_Exercise directions_:
Images excluded, repeat each entry below exactly.

(Dataset items)
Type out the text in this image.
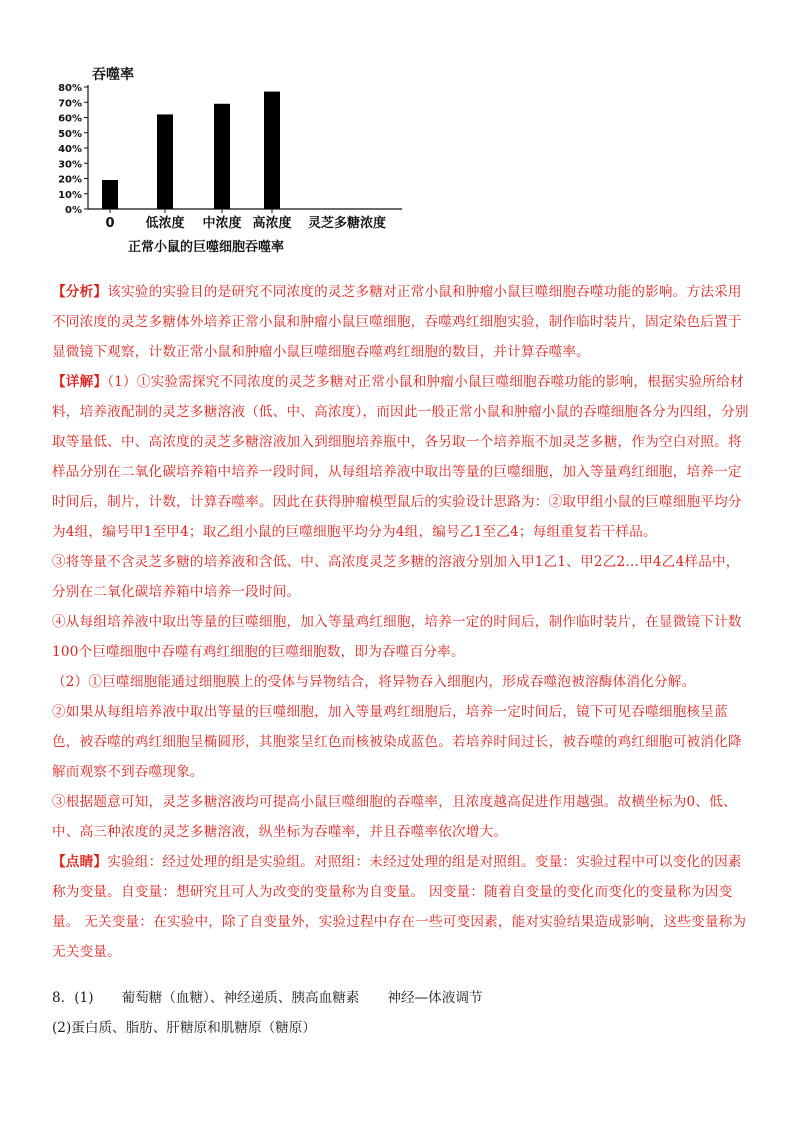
吞噬率
0%
10%
20%
30%
40%
50%
60%
70%
80%
0 低浓度 中浓度 高浓度 灵芝多糖浓度
正常小鼠的巨噬细胞吞噬率

【分析】该实验的实验目的是研究不同浓度的灵芝多糖对正常小鼠和肿瘤小鼠巨噬细胞吞噬功能的影响。方法采用不同浓度的灵芝多糖体外培养正常小鼠和肿瘤小鼠巨噬细胞，吞噬鸡红细胞实验，制作临时装片，固定染色后置于显微镜下观察，计数正常小鼠和肿瘤小鼠巨噬细胞吞噬鸡红细胞的数目，并计算吞噬率。

【详解】（1）①实验需探究不同浓度的灵芝多糖对正常小鼠和肿瘤小鼠巨噬细胞吞噬功能的影响，根据实验所给材料，培养液配制的灵芝多糖溶液（低、中、高浓度），而因此一般正常小鼠和肿瘤小鼠的吞噬细胞各分为四组，分别取等量低、中、高浓度的灵芝多糖溶液加入到细胞培养瓶中，各另取一个培养瓶不加灵芝多糖，作为空白对照。将样品分别在二氧化碳培养箱中培养一段时间，从每组培养液中取出等量的巨噬细胞，加入等量鸡红细胞，培养一定时间后，制片，计数，计算吞噬率。因此在获得肿瘤模型鼠后的实验设计思路为：②取甲组小鼠的巨噬细胞平均分为4组，编号甲1至甲4；取乙组小鼠的巨噬细胞平均分为4组，编号乙1至乙4；每组重复若干样品。

③将等量不含灵芝多糖的培养液和含低、中、高浓度灵芝多糖的溶液分别加入甲1乙1、甲2乙2…甲4乙4样品中，分别在二氧化碳培养箱中培养一段时间。

④从每组培养液中取出等量的巨噬细胞，加入等量鸡红细胞，培养一定的时间后，制作临时装片，在显微镜下计数100个巨噬细胞中吞噬有鸡红细胞的巨噬细胞数，即为吞噬百分率。

（2）①巨噬细胞能通过细胞膜上的受体与异物结合，将异物吞入细胞内，形成吞噬泡被溶酶体消化分解。

②如果从每组培养液中取出等量的巨噬细胞，加入等量鸡红细胞后，培养一定时间后，镜下可见吞噬细胞核呈蓝色，被吞噬的鸡红细胞呈椭圆形，其胞浆呈红色而核被染成蓝色。若培养时间过长，被吞噬的鸡红细胞可被消化降解而观察不到吞噬现象。

③根据题意可知，灵芝多糖溶液均可提高小鼠巨噬细胞的吞噬率，且浓度越高促进作用越强。故横坐标为0、低、中、高三种浓度的灵芝多糖溶液，纵坐标为吞噬率，并且吞噬率依次增大。

【点睛】实验组：经过处理的组是实验组。对照组：未经过处理的组是对照组。变量：实验过程中可以变化的因素称为变量。自变量：想研究且可人为改变的变量称为自变量。 因变量：随着自变量的变化而变化的变量称为因变量。 无关变量：在实验中，除了自变量外，实验过程中存在一些可变因素，能对实验结果造成影响，这些变量称为无关变量。

8．(1) 葡萄糖（血糖）、神经递质、胰高血糖素 神经—体液调节

(2)蛋白质、脂肪、肝糖原和肌糖原（糖原）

_Expected output_:
Type out the text in this image.
吞噬率
0%
10%
20%
30%
40%
50%
60%
70%
80%
0 低浓度 中浓度 高浓度 灵芝多糖浓度
正常小鼠的巨噬细胞吞噬率

【分析】该实验的实验目的是研究不同浓度的灵芝多糖对正常小鼠和肿瘤小鼠巨噬细胞吞噬功能的影响。方法采用不同浓度的灵芝多糖体外培养正常小鼠和肿瘤小鼠巨噬细胞，吞噬鸡红细胞实验，制作临时装片，固定染色后置于显微镜下观察，计数正常小鼠和肿瘤小鼠巨噬细胞吞噬鸡红细胞的数目，并计算吞噬率。

【详解】（1）①实验需探究不同浓度的灵芝多糖对正常小鼠和肿瘤小鼠巨噬细胞吞噬功能的影响，根据实验所给材料，培养液配制的灵芝多糖溶液（低、中、高浓度），而因此一般正常小鼠和肿瘤小鼠的吞噬细胞各分为四组，分别取等量低、中、高浓度的灵芝多糖溶液加入到细胞培养瓶中，各另取一个培养瓶不加灵芝多糖，作为空白对照。将样品分别在二氧化碳培养箱中培养一段时间，从每组培养液中取出等量的巨噬细胞，加入等量鸡红细胞，培养一定时间后，制片，计数，计算吞噬率。因此在获得肿瘤模型鼠后的实验设计思路为：②取甲组小鼠的巨噬细胞平均分为4组，编号甲1至甲4；取乙组小鼠的巨噬细胞平均分为4组，编号乙1至乙4；每组重复若干样品。

③将等量不含灵芝多糖的培养液和含低、中、高浓度灵芝多糖的溶液分别加入甲1乙1、甲2乙2…甲4乙4样品中，分别在二氧化碳培养箱中培养一段时间。

④从每组培养液中取出等量的巨噬细胞，加入等量鸡红细胞，培养一定的时间后，制作临时装片，在显微镜下计数100个巨噬细胞中吞噬有鸡红细胞的巨噬细胞数，即为吞噬百分率。

（2）①巨噬细胞能通过细胞膜上的受体与异物结合，将异物吞入细胞内，形成吞噬泡被溶酶体消化分解。

②如果从每组培养液中取出等量的巨噬细胞，加入等量鸡红细胞后，培养一定时间后，镜下可见吞噬细胞核呈蓝色，被吞噬的鸡红细胞呈椭圆形，其胞浆呈红色而核被染成蓝色。若培养时间过长，被吞噬的鸡红细胞可被消化降解而观察不到吞噬现象。

③根据题意可知，灵芝多糖溶液均可提高小鼠巨噬细胞的吞噬率，且浓度越高促进作用越强。故横坐标为0、低、中、高三种浓度的灵芝多糖溶液，纵坐标为吞噬率，并且吞噬率依次增大。

【点睛】实验组：经过处理的组是实验组。对照组：未经过处理的组是对照组。变量：实验过程中可以变化的因素称为变量。自变量：想研究且可人为改变的变量称为自变量。 因变量：随着自变量的变化而变化的变量称为因变量。 无关变量：在实验中，除了自变量外，实验过程中存在一些可变因素，能对实验结果造成影响，这些变量称为无关变量。

8．(1) 葡萄糖（血糖）、神经递质、胰高血糖素 神经—体液调节

(2)蛋白质、脂肪、肝糖原和肌糖原（糖原）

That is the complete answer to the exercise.